What to produce → In your copy, leave out the pictures; write out all the data exactly.

Dataset rows about figures:
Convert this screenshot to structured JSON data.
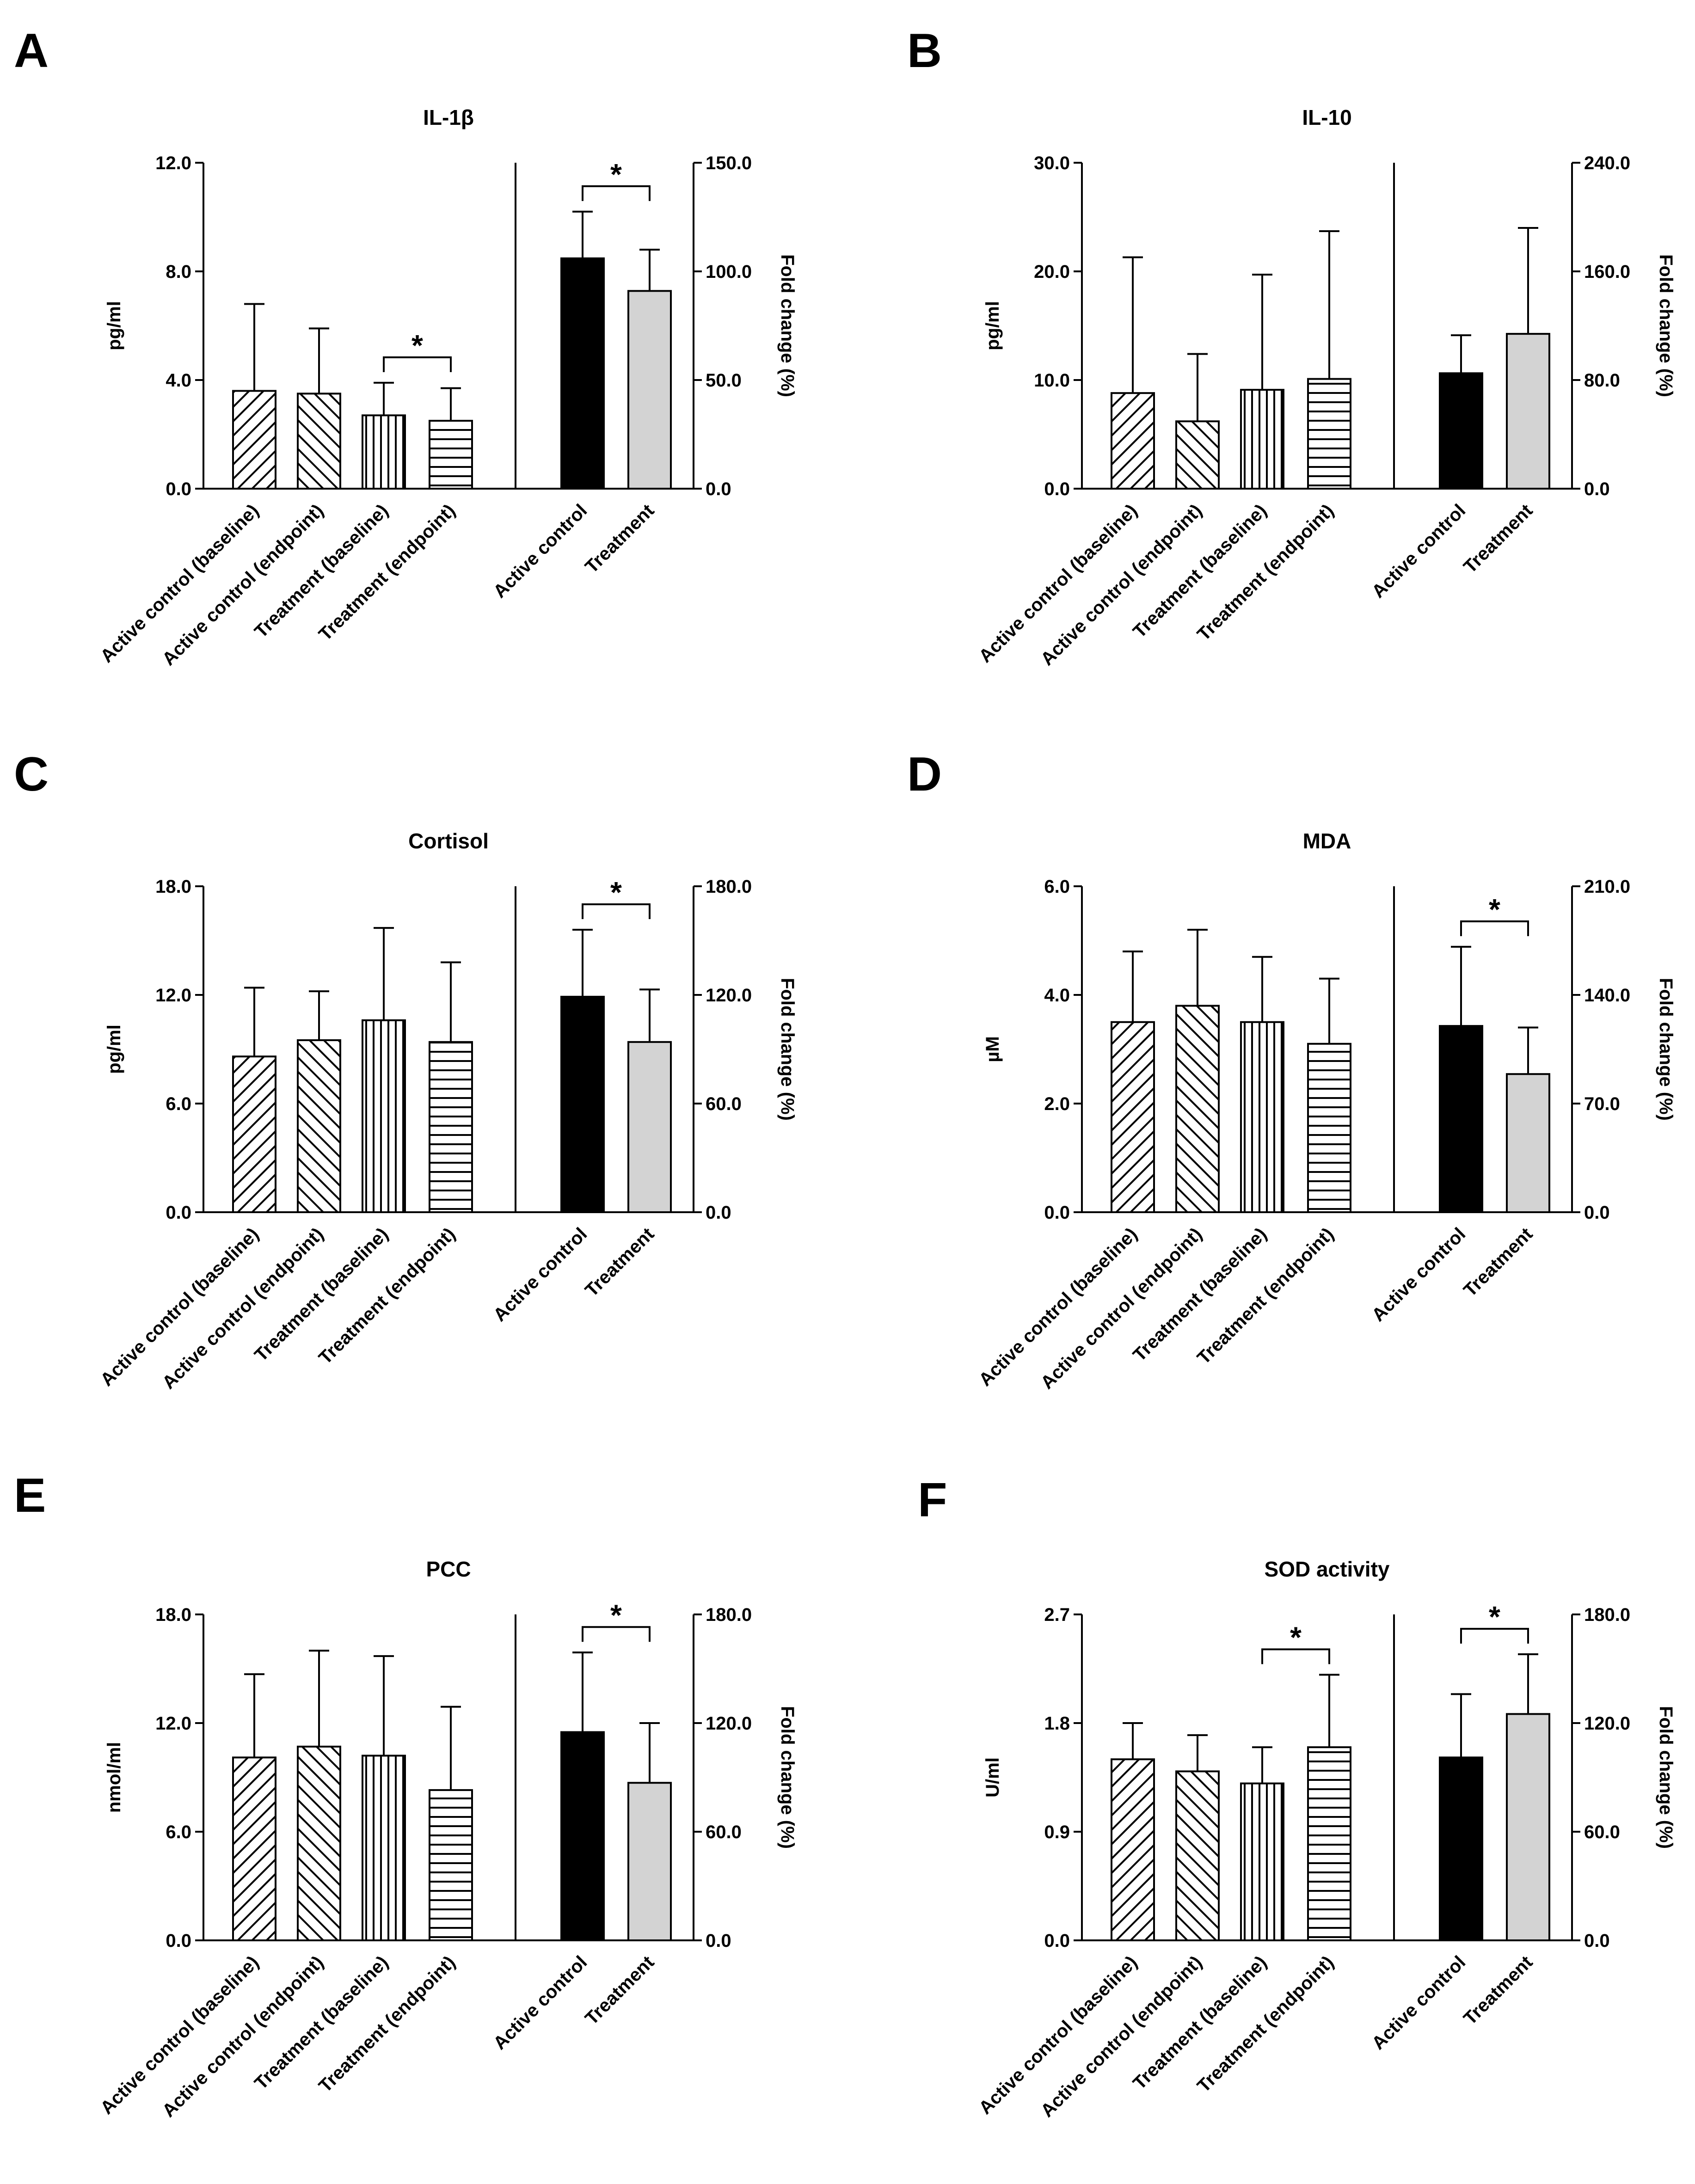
{
  "figure": {
    "panel_letters": [
      "A",
      "B",
      "C",
      "D",
      "E",
      "F"
    ]
  },
  "chart_data": [
    {
      "panel": "A",
      "type": "bar",
      "title": "IL-1β",
      "ylabel_left": "pg/ml",
      "ylabel_right": "Fold change (%)",
      "left_axis": {
        "ylim": [
          0,
          12
        ],
        "ticks": [
          "0.0",
          "4.0",
          "8.0",
          "12.0"
        ]
      },
      "right_axis": {
        "ylim": [
          0,
          150
        ],
        "ticks": [
          "0.0",
          "50.0",
          "100.0",
          "150.0"
        ]
      },
      "left_group": {
        "categories": [
          "Active control (baseline)",
          "Active control (endpoint)",
          "Treatment (baseline)",
          "Treatment (endpoint)"
        ],
        "values": [
          3.6,
          3.5,
          2.7,
          2.5
        ],
        "errors": [
          3.2,
          2.4,
          1.2,
          1.2
        ],
        "patterns": [
          "diag-back",
          "diag-fwd",
          "vertical",
          "horizontal"
        ],
        "significance": [
          {
            "from": 2,
            "to": 3,
            "label": "*"
          }
        ]
      },
      "right_group": {
        "categories": [
          "Active control",
          "Treatment"
        ],
        "values": [
          106,
          91
        ],
        "errors": [
          21.5,
          19
        ],
        "fills": [
          "#000000",
          "#d3d3d3"
        ],
        "significance": [
          {
            "from": 0,
            "to": 1,
            "label": "*"
          }
        ]
      }
    },
    {
      "panel": "B",
      "type": "bar",
      "title": "IL-10",
      "ylabel_left": "pg/ml",
      "ylabel_right": "Fold change (%)",
      "left_axis": {
        "ylim": [
          0,
          30
        ],
        "ticks": [
          "0.0",
          "10.0",
          "20.0",
          "30.0"
        ]
      },
      "right_axis": {
        "ylim": [
          0,
          240
        ],
        "ticks": [
          "0.0",
          "80.0",
          "160.0",
          "240.0"
        ]
      },
      "left_group": {
        "categories": [
          "Active control (baseline)",
          "Active control (endpoint)",
          "Treatment (baseline)",
          "Treatment (endpoint)"
        ],
        "values": [
          8.8,
          6.2,
          9.1,
          10.1
        ],
        "errors": [
          12.5,
          6.2,
          10.6,
          13.6
        ],
        "patterns": [
          "diag-back",
          "diag-fwd",
          "vertical",
          "horizontal"
        ],
        "significance": []
      },
      "right_group": {
        "categories": [
          "Active control",
          "Treatment"
        ],
        "values": [
          85,
          114
        ],
        "errors": [
          28,
          78
        ],
        "fills": [
          "#000000",
          "#d3d3d3"
        ],
        "significance": []
      }
    },
    {
      "panel": "C",
      "type": "bar",
      "title": "Cortisol",
      "ylabel_left": "pg/ml",
      "ylabel_right": "Fold change (%)",
      "left_axis": {
        "ylim": [
          0,
          18
        ],
        "ticks": [
          "0.0",
          "6.0",
          "12.0",
          "18.0"
        ]
      },
      "right_axis": {
        "ylim": [
          0,
          180
        ],
        "ticks": [
          "0.0",
          "60.0",
          "120.0",
          "180.0"
        ]
      },
      "left_group": {
        "categories": [
          "Active control (baseline)",
          "Active control (endpoint)",
          "Treatment (baseline)",
          "Treatment (endpoint)"
        ],
        "values": [
          8.6,
          9.5,
          10.6,
          9.4
        ],
        "errors": [
          3.8,
          2.7,
          5.1,
          4.4
        ],
        "patterns": [
          "diag-back",
          "diag-fwd",
          "vertical",
          "horizontal"
        ],
        "significance": []
      },
      "right_group": {
        "categories": [
          "Active control",
          "Treatment"
        ],
        "values": [
          119,
          94
        ],
        "errors": [
          37,
          29
        ],
        "fills": [
          "#000000",
          "#d3d3d3"
        ],
        "significance": [
          {
            "from": 0,
            "to": 1,
            "label": "*"
          }
        ]
      }
    },
    {
      "panel": "D",
      "type": "bar",
      "title": "MDA",
      "ylabel_left": "µM",
      "ylabel_right": "Fold change (%)",
      "left_axis": {
        "ylim": [
          0,
          6
        ],
        "ticks": [
          "0.0",
          "2.0",
          "4.0",
          "6.0"
        ]
      },
      "right_axis": {
        "ylim": [
          0,
          210
        ],
        "ticks": [
          "0.0",
          "70.0",
          "140.0",
          "210.0"
        ]
      },
      "left_group": {
        "categories": [
          "Active control (baseline)",
          "Active control (endpoint)",
          "Treatment (baseline)",
          "Treatment (endpoint)"
        ],
        "values": [
          3.5,
          3.8,
          3.5,
          3.1
        ],
        "errors": [
          1.3,
          1.4,
          1.2,
          1.2
        ],
        "patterns": [
          "diag-back",
          "diag-fwd",
          "vertical",
          "horizontal"
        ],
        "significance": []
      },
      "right_group": {
        "categories": [
          "Active control",
          "Treatment"
        ],
        "values": [
          120,
          89
        ],
        "errors": [
          51,
          30
        ],
        "fills": [
          "#000000",
          "#d3d3d3"
        ],
        "significance": [
          {
            "from": 0,
            "to": 1,
            "label": "*"
          }
        ]
      }
    },
    {
      "panel": "E",
      "type": "bar",
      "title": "PCC",
      "ylabel_left": "nmol/ml",
      "ylabel_right": "Fold change (%)",
      "left_axis": {
        "ylim": [
          0,
          18
        ],
        "ticks": [
          "0.0",
          "6.0",
          "12.0",
          "18.0"
        ]
      },
      "right_axis": {
        "ylim": [
          0,
          180
        ],
        "ticks": [
          "0.0",
          "60.0",
          "120.0",
          "180.0"
        ]
      },
      "left_group": {
        "categories": [
          "Active control (baseline)",
          "Active control (endpoint)",
          "Treatment (baseline)",
          "Treatment (endpoint)"
        ],
        "values": [
          10.1,
          10.7,
          10.2,
          8.3
        ],
        "errors": [
          4.6,
          5.3,
          5.5,
          4.6
        ],
        "patterns": [
          "diag-back",
          "diag-fwd",
          "vertical",
          "horizontal"
        ],
        "significance": []
      },
      "right_group": {
        "categories": [
          "Active control",
          "Treatment"
        ],
        "values": [
          115,
          87
        ],
        "errors": [
          44,
          33
        ],
        "fills": [
          "#000000",
          "#d3d3d3"
        ],
        "significance": [
          {
            "from": 0,
            "to": 1,
            "label": "*"
          }
        ]
      }
    },
    {
      "panel": "F",
      "type": "bar",
      "title": "SOD activity",
      "ylabel_left": "U/ml",
      "ylabel_right": "Fold change (%)",
      "left_axis": {
        "ylim": [
          0,
          2.7
        ],
        "ticks": [
          "0.0",
          "0.9",
          "1.8",
          "2.7"
        ]
      },
      "right_axis": {
        "ylim": [
          0,
          180
        ],
        "ticks": [
          "0.0",
          "60.0",
          "120.0",
          "180.0"
        ]
      },
      "left_group": {
        "categories": [
          "Active control (baseline)",
          "Active control (endpoint)",
          "Treatment (baseline)",
          "Treatment (endpoint)"
        ],
        "values": [
          1.5,
          1.4,
          1.3,
          1.6
        ],
        "errors": [
          0.3,
          0.3,
          0.3,
          0.6
        ],
        "patterns": [
          "diag-back",
          "diag-fwd",
          "vertical",
          "horizontal"
        ],
        "significance": [
          {
            "from": 2,
            "to": 3,
            "label": "*"
          }
        ]
      },
      "right_group": {
        "categories": [
          "Active control",
          "Treatment"
        ],
        "values": [
          101,
          125
        ],
        "errors": [
          35,
          33
        ],
        "fills": [
          "#000000",
          "#d3d3d3"
        ],
        "significance": [
          {
            "from": 0,
            "to": 1,
            "label": "*"
          }
        ]
      }
    }
  ]
}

Exercise result →
Convert this screenshot to structured JSON data.
{
  "figure": {
    "panel_letters": [
      "A",
      "B",
      "C",
      "D",
      "E",
      "F"
    ]
  },
  "chart_data": [
    {
      "panel": "A",
      "type": "bar",
      "title": "IL-1β",
      "ylabel_left": "pg/ml",
      "ylabel_right": "Fold change (%)",
      "left_axis": {
        "ylim": [
          0,
          12
        ],
        "ticks": [
          "0.0",
          "4.0",
          "8.0",
          "12.0"
        ]
      },
      "right_axis": {
        "ylim": [
          0,
          150
        ],
        "ticks": [
          "0.0",
          "50.0",
          "100.0",
          "150.0"
        ]
      },
      "left_group": {
        "categories": [
          "Active control (baseline)",
          "Active control (endpoint)",
          "Treatment (baseline)",
          "Treatment (endpoint)"
        ],
        "values": [
          3.6,
          3.5,
          2.7,
          2.5
        ],
        "errors": [
          3.2,
          2.4,
          1.2,
          1.2
        ],
        "patterns": [
          "diag-back",
          "diag-fwd",
          "vertical",
          "horizontal"
        ],
        "significance": [
          {
            "from": 2,
            "to": 3,
            "label": "*"
          }
        ]
      },
      "right_group": {
        "categories": [
          "Active control",
          "Treatment"
        ],
        "values": [
          106,
          91
        ],
        "errors": [
          21.5,
          19
        ],
        "fills": [
          "#000000",
          "#d3d3d3"
        ],
        "significance": [
          {
            "from": 0,
            "to": 1,
            "label": "*"
          }
        ]
      }
    },
    {
      "panel": "B",
      "type": "bar",
      "title": "IL-10",
      "ylabel_left": "pg/ml",
      "ylabel_right": "Fold change (%)",
      "left_axis": {
        "ylim": [
          0,
          30
        ],
        "ticks": [
          "0.0",
          "10.0",
          "20.0",
          "30.0"
        ]
      },
      "right_axis": {
        "ylim": [
          0,
          240
        ],
        "ticks": [
          "0.0",
          "80.0",
          "160.0",
          "240.0"
        ]
      },
      "left_group": {
        "categories": [
          "Active control (baseline)",
          "Active control (endpoint)",
          "Treatment (baseline)",
          "Treatment (endpoint)"
        ],
        "values": [
          8.8,
          6.2,
          9.1,
          10.1
        ],
        "errors": [
          12.5,
          6.2,
          10.6,
          13.6
        ],
        "patterns": [
          "diag-back",
          "diag-fwd",
          "vertical",
          "horizontal"
        ],
        "significance": []
      },
      "right_group": {
        "categories": [
          "Active control",
          "Treatment"
        ],
        "values": [
          85,
          114
        ],
        "errors": [
          28,
          78
        ],
        "fills": [
          "#000000",
          "#d3d3d3"
        ],
        "significance": []
      }
    },
    {
      "panel": "C",
      "type": "bar",
      "title": "Cortisol",
      "ylabel_left": "pg/ml",
      "ylabel_right": "Fold change (%)",
      "left_axis": {
        "ylim": [
          0,
          18
        ],
        "ticks": [
          "0.0",
          "6.0",
          "12.0",
          "18.0"
        ]
      },
      "right_axis": {
        "ylim": [
          0,
          180
        ],
        "ticks": [
          "0.0",
          "60.0",
          "120.0",
          "180.0"
        ]
      },
      "left_group": {
        "categories": [
          "Active control (baseline)",
          "Active control (endpoint)",
          "Treatment (baseline)",
          "Treatment (endpoint)"
        ],
        "values": [
          8.6,
          9.5,
          10.6,
          9.4
        ],
        "errors": [
          3.8,
          2.7,
          5.1,
          4.4
        ],
        "patterns": [
          "diag-back",
          "diag-fwd",
          "vertical",
          "horizontal"
        ],
        "significance": []
      },
      "right_group": {
        "categories": [
          "Active control",
          "Treatment"
        ],
        "values": [
          119,
          94
        ],
        "errors": [
          37,
          29
        ],
        "fills": [
          "#000000",
          "#d3d3d3"
        ],
        "significance": [
          {
            "from": 0,
            "to": 1,
            "label": "*"
          }
        ]
      }
    },
    {
      "panel": "D",
      "type": "bar",
      "title": "MDA",
      "ylabel_left": "µM",
      "ylabel_right": "Fold change (%)",
      "left_axis": {
        "ylim": [
          0,
          6
        ],
        "ticks": [
          "0.0",
          "2.0",
          "4.0",
          "6.0"
        ]
      },
      "right_axis": {
        "ylim": [
          0,
          210
        ],
        "ticks": [
          "0.0",
          "70.0",
          "140.0",
          "210.0"
        ]
      },
      "left_group": {
        "categories": [
          "Active control (baseline)",
          "Active control (endpoint)",
          "Treatment (baseline)",
          "Treatment (endpoint)"
        ],
        "values": [
          3.5,
          3.8,
          3.5,
          3.1
        ],
        "errors": [
          1.3,
          1.4,
          1.2,
          1.2
        ],
        "patterns": [
          "diag-back",
          "diag-fwd",
          "vertical",
          "horizontal"
        ],
        "significance": []
      },
      "right_group": {
        "categories": [
          "Active control",
          "Treatment"
        ],
        "values": [
          120,
          89
        ],
        "errors": [
          51,
          30
        ],
        "fills": [
          "#000000",
          "#d3d3d3"
        ],
        "significance": [
          {
            "from": 0,
            "to": 1,
            "label": "*"
          }
        ]
      }
    },
    {
      "panel": "E",
      "type": "bar",
      "title": "PCC",
      "ylabel_left": "nmol/ml",
      "ylabel_right": "Fold change (%)",
      "left_axis": {
        "ylim": [
          0,
          18
        ],
        "ticks": [
          "0.0",
          "6.0",
          "12.0",
          "18.0"
        ]
      },
      "right_axis": {
        "ylim": [
          0,
          180
        ],
        "ticks": [
          "0.0",
          "60.0",
          "120.0",
          "180.0"
        ]
      },
      "left_group": {
        "categories": [
          "Active control (baseline)",
          "Active control (endpoint)",
          "Treatment (baseline)",
          "Treatment (endpoint)"
        ],
        "values": [
          10.1,
          10.7,
          10.2,
          8.3
        ],
        "errors": [
          4.6,
          5.3,
          5.5,
          4.6
        ],
        "patterns": [
          "diag-back",
          "diag-fwd",
          "vertical",
          "horizontal"
        ],
        "significance": []
      },
      "right_group": {
        "categories": [
          "Active control",
          "Treatment"
        ],
        "values": [
          115,
          87
        ],
        "errors": [
          44,
          33
        ],
        "fills": [
          "#000000",
          "#d3d3d3"
        ],
        "significance": [
          {
            "from": 0,
            "to": 1,
            "label": "*"
          }
        ]
      }
    },
    {
      "panel": "F",
      "type": "bar",
      "title": "SOD activity",
      "ylabel_left": "U/ml",
      "ylabel_right": "Fold change (%)",
      "left_axis": {
        "ylim": [
          0,
          2.7
        ],
        "ticks": [
          "0.0",
          "0.9",
          "1.8",
          "2.7"
        ]
      },
      "right_axis": {
        "ylim": [
          0,
          180
        ],
        "ticks": [
          "0.0",
          "60.0",
          "120.0",
          "180.0"
        ]
      },
      "left_group": {
        "categories": [
          "Active control (baseline)",
          "Active control (endpoint)",
          "Treatment (baseline)",
          "Treatment (endpoint)"
        ],
        "values": [
          1.5,
          1.4,
          1.3,
          1.6
        ],
        "errors": [
          0.3,
          0.3,
          0.3,
          0.6
        ],
        "patterns": [
          "diag-back",
          "diag-fwd",
          "vertical",
          "horizontal"
        ],
        "significance": [
          {
            "from": 2,
            "to": 3,
            "label": "*"
          }
        ]
      },
      "right_group": {
        "categories": [
          "Active control",
          "Treatment"
        ],
        "values": [
          101,
          125
        ],
        "errors": [
          35,
          33
        ],
        "fills": [
          "#000000",
          "#d3d3d3"
        ],
        "significance": [
          {
            "from": 0,
            "to": 1,
            "label": "*"
          }
        ]
      }
    }
  ]
}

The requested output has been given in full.